━━ RECORDS SHOWN
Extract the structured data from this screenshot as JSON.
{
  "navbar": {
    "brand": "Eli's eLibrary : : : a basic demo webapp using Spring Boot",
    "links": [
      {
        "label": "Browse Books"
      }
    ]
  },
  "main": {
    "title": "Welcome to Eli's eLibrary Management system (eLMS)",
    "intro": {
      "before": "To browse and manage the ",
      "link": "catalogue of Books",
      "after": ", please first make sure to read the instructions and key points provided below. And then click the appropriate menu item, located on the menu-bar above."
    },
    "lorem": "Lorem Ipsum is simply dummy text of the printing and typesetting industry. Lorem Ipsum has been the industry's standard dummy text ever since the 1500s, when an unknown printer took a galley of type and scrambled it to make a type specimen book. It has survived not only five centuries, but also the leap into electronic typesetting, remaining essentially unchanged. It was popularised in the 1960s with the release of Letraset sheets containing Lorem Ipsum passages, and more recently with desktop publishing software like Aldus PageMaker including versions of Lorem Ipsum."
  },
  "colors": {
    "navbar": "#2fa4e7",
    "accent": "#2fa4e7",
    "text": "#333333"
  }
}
━━━━
→ OBJECTIVE
Copy the data above exactly. Every line must be included.

→ EXERCISE RESULT
Extract the structured data from this screenshot as JSON.
{
  "navbar": {
    "brand": "Eli's eLibrary : : : a basic demo webapp using Spring Boot",
    "links": [
      {
        "label": "Browse Books"
      }
    ]
  },
  "main": {
    "title": "Welcome to Eli's eLibrary Management system (eLMS)",
    "intro": {
      "before": "To browse and manage the ",
      "link": "catalogue of Books",
      "after": ", please first make sure to read the instructions and key points provided below. And then click the appropriate menu item, located on the menu-bar above."
    },
    "lorem": "Lorem Ipsum is simply dummy text of the printing and typesetting industry. Lorem Ipsum has been the industry's standard dummy text ever since the 1500s, when an unknown printer took a galley of type and scrambled it to make a type specimen book. It has survived not only five centuries, but also the leap into electronic typesetting, remaining essentially unchanged. It was popularised in the 1960s with the release of Letraset sheets containing Lorem Ipsum passages, and more recently with desktop publishing software like Aldus PageMaker including versions of Lorem Ipsum."
  },
  "colors": {
    "navbar": "#2fa4e7",
    "accent": "#2fa4e7",
    "text": "#333333"
  }
}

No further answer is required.